**GOAL:** Scan the data beneath this task and copy each line that includes "chevron".

**RECORD SET:**
—————

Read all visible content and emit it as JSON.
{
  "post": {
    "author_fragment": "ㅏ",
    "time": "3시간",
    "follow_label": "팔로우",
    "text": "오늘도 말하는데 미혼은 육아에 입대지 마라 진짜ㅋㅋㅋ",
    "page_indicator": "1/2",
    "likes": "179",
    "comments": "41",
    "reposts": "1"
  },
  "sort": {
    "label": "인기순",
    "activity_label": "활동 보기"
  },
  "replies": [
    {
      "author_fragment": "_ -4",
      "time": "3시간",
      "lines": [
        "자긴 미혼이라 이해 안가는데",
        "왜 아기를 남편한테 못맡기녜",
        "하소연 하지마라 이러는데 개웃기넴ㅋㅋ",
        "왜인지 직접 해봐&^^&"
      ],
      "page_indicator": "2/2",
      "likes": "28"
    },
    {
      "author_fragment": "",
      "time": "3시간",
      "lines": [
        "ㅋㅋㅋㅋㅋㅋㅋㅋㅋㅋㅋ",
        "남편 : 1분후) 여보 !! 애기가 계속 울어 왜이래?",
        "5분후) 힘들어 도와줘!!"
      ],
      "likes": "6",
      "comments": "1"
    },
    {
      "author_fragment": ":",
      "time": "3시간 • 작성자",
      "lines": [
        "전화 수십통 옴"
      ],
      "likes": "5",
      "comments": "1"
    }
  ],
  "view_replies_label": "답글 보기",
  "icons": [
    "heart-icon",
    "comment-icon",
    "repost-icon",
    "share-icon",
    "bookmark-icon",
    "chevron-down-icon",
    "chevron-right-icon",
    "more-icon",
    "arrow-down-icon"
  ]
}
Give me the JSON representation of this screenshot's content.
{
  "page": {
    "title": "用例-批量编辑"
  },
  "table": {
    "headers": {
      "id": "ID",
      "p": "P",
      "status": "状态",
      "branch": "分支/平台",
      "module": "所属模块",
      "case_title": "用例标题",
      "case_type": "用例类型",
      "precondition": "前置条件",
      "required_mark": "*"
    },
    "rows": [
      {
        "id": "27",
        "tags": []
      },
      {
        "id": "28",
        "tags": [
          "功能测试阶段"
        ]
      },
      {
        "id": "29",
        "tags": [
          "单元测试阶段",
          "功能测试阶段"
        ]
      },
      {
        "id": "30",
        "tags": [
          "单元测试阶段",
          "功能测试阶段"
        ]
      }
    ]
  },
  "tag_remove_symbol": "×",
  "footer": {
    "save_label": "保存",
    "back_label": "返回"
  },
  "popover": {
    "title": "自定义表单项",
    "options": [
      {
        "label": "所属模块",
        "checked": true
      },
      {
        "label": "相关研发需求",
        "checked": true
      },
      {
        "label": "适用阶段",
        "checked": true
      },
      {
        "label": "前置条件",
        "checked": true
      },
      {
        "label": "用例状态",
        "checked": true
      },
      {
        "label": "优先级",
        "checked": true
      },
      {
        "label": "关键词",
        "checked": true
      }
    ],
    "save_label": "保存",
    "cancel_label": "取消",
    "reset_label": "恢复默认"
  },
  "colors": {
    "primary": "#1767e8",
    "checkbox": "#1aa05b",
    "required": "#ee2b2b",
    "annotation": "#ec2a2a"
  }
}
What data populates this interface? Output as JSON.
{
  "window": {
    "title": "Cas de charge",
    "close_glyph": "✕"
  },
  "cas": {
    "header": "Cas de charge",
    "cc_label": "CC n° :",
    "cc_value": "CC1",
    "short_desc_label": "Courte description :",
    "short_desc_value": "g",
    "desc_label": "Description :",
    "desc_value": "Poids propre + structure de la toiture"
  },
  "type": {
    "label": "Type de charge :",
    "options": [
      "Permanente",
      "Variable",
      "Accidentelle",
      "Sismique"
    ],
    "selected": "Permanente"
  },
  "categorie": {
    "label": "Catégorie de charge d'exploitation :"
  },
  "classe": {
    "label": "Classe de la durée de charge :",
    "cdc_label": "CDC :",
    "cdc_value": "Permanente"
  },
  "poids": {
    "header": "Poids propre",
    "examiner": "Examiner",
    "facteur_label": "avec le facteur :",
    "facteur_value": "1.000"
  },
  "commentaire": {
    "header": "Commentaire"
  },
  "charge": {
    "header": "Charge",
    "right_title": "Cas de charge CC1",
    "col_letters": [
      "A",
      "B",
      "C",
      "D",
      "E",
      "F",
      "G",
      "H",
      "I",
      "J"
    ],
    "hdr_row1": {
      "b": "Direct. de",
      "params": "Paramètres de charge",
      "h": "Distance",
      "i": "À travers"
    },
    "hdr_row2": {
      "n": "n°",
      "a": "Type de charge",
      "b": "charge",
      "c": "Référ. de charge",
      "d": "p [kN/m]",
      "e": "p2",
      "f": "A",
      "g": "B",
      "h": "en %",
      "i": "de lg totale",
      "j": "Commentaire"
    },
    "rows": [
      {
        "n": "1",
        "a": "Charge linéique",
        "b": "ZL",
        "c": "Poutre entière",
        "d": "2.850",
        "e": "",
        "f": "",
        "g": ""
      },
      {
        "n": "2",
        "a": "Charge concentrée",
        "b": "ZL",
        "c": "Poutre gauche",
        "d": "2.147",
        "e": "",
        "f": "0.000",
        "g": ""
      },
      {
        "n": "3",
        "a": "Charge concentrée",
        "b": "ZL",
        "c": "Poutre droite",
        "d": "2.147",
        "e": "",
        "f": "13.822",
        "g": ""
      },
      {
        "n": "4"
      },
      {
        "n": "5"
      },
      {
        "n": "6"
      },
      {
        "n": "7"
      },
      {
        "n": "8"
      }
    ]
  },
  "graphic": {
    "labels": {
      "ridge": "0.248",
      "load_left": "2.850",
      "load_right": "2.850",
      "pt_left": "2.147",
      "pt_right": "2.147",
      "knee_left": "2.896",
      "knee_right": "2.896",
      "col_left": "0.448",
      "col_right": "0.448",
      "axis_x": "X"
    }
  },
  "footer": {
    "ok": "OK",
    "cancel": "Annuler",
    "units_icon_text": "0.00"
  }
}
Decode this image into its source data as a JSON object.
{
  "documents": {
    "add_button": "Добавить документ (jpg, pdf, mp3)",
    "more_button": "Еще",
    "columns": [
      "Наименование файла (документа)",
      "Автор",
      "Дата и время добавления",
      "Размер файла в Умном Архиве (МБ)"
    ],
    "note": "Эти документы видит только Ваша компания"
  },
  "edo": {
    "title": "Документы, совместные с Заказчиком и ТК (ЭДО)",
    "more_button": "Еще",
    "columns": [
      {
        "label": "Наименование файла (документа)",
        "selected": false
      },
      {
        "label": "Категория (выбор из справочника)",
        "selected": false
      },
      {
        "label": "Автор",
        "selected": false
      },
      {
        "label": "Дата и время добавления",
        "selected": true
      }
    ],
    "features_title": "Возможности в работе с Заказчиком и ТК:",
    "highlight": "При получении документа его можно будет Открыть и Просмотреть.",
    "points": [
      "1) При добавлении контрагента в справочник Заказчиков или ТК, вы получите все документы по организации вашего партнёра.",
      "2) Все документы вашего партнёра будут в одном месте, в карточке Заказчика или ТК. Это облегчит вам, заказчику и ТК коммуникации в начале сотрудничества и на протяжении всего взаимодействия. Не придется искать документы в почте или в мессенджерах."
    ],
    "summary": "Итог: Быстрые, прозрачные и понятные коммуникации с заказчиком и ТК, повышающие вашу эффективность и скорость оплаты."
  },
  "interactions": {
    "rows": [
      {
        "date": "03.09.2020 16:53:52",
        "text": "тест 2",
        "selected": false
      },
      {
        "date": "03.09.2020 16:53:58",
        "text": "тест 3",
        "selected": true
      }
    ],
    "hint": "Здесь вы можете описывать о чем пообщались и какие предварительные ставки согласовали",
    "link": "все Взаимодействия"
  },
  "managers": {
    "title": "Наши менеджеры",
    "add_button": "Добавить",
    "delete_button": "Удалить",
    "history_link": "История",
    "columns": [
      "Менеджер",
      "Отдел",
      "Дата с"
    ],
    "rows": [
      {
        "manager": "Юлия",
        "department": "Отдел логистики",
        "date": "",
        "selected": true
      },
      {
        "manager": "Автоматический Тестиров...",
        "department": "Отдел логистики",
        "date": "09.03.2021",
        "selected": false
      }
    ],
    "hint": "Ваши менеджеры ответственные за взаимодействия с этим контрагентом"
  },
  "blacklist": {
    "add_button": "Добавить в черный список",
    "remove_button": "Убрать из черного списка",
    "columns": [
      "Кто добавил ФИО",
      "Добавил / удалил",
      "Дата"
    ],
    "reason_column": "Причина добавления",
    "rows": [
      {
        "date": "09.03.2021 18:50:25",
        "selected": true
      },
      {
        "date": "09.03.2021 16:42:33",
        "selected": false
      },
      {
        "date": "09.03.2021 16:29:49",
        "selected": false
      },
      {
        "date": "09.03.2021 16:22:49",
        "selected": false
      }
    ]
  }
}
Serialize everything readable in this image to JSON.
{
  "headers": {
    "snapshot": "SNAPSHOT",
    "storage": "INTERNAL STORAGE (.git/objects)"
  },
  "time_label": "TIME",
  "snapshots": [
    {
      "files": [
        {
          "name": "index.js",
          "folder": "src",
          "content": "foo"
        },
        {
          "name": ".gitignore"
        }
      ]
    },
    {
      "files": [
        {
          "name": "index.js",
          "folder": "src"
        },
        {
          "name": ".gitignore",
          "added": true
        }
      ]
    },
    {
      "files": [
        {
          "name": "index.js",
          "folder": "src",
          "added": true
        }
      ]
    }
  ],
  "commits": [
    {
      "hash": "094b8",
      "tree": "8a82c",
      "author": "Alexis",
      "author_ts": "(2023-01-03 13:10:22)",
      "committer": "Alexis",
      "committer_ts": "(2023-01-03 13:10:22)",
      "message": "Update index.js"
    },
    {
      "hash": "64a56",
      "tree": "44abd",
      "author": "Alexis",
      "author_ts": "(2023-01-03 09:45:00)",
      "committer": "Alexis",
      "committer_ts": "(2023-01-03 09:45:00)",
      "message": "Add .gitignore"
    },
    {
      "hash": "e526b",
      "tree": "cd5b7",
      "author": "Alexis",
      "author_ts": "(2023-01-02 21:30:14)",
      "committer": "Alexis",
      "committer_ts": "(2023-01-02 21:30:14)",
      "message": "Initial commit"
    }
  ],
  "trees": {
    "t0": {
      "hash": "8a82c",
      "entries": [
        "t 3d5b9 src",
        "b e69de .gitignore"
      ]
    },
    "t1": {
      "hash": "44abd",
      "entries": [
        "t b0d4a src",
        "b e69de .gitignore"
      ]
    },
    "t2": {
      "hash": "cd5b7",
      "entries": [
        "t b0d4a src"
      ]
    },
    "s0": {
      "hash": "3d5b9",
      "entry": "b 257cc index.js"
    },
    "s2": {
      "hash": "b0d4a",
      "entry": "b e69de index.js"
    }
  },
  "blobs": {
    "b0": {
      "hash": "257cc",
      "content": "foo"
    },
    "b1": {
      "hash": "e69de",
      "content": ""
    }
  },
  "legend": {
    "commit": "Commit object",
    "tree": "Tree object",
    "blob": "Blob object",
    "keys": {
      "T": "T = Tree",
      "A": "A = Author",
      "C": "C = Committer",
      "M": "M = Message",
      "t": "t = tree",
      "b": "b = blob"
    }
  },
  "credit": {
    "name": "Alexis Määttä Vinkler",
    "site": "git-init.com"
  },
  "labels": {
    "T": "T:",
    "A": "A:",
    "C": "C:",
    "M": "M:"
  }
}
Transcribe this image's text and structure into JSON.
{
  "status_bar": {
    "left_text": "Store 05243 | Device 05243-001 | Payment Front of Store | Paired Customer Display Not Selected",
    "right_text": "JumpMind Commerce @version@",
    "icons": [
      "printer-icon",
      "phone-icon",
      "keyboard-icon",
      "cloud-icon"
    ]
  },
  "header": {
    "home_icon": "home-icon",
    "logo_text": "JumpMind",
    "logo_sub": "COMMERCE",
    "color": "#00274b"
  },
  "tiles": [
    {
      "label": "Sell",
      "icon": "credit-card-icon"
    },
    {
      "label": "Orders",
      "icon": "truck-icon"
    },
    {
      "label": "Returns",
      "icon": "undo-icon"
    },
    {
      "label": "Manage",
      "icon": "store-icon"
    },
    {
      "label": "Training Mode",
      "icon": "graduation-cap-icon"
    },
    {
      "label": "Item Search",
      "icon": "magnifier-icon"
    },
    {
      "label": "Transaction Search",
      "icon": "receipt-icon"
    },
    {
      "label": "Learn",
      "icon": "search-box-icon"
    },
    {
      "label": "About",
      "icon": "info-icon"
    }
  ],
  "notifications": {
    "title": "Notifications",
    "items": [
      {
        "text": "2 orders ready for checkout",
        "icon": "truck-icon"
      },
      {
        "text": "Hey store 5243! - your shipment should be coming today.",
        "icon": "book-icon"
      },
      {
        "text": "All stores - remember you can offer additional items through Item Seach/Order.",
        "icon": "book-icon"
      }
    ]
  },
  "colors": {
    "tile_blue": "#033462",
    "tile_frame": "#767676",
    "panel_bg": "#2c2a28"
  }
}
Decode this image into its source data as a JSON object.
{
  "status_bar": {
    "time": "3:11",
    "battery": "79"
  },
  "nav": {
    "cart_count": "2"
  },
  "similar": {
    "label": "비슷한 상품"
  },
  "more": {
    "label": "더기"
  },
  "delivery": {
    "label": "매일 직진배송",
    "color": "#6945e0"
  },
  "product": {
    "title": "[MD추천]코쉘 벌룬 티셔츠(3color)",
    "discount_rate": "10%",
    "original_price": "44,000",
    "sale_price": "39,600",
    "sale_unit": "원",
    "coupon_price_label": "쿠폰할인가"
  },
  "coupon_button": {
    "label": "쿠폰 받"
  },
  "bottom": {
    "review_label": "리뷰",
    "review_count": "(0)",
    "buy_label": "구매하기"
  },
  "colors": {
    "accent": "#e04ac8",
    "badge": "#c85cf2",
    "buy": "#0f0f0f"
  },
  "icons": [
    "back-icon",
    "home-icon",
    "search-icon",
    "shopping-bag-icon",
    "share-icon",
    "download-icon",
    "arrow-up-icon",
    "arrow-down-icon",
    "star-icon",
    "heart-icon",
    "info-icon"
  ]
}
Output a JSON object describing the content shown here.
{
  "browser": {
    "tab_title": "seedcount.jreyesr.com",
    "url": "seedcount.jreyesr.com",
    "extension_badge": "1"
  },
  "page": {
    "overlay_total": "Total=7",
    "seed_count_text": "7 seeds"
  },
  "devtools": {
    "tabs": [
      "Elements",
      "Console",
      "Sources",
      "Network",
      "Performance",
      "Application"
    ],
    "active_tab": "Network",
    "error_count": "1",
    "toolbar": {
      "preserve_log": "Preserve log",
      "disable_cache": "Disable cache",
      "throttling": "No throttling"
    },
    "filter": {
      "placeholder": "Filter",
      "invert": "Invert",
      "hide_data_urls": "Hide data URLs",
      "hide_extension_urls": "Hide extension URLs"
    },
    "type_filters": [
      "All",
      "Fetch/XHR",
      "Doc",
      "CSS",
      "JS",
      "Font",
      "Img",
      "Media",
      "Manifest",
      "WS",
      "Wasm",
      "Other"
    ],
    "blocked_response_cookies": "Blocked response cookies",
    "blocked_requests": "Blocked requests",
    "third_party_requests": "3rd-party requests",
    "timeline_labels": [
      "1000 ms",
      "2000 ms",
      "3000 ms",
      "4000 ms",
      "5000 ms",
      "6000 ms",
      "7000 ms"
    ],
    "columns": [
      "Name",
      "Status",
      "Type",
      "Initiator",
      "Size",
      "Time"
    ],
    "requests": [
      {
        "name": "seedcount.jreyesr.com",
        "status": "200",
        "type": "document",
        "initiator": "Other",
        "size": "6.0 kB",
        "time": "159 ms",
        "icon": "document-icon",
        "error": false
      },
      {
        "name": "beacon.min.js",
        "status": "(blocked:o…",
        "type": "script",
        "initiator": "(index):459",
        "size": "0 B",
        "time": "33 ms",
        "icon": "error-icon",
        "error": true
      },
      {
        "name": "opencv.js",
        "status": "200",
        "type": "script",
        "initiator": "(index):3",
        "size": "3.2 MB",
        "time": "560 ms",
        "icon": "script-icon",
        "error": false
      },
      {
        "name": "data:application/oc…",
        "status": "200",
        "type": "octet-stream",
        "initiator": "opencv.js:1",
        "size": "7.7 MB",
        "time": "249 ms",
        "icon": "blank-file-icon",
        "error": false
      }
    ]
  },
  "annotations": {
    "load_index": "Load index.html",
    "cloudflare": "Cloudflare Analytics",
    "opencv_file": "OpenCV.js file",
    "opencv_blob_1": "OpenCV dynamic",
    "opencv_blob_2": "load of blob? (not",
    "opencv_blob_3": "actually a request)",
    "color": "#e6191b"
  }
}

—————

**COMPLETED EXERCISE:**
    "chevron-down-icon",
    "chevron-right-icon",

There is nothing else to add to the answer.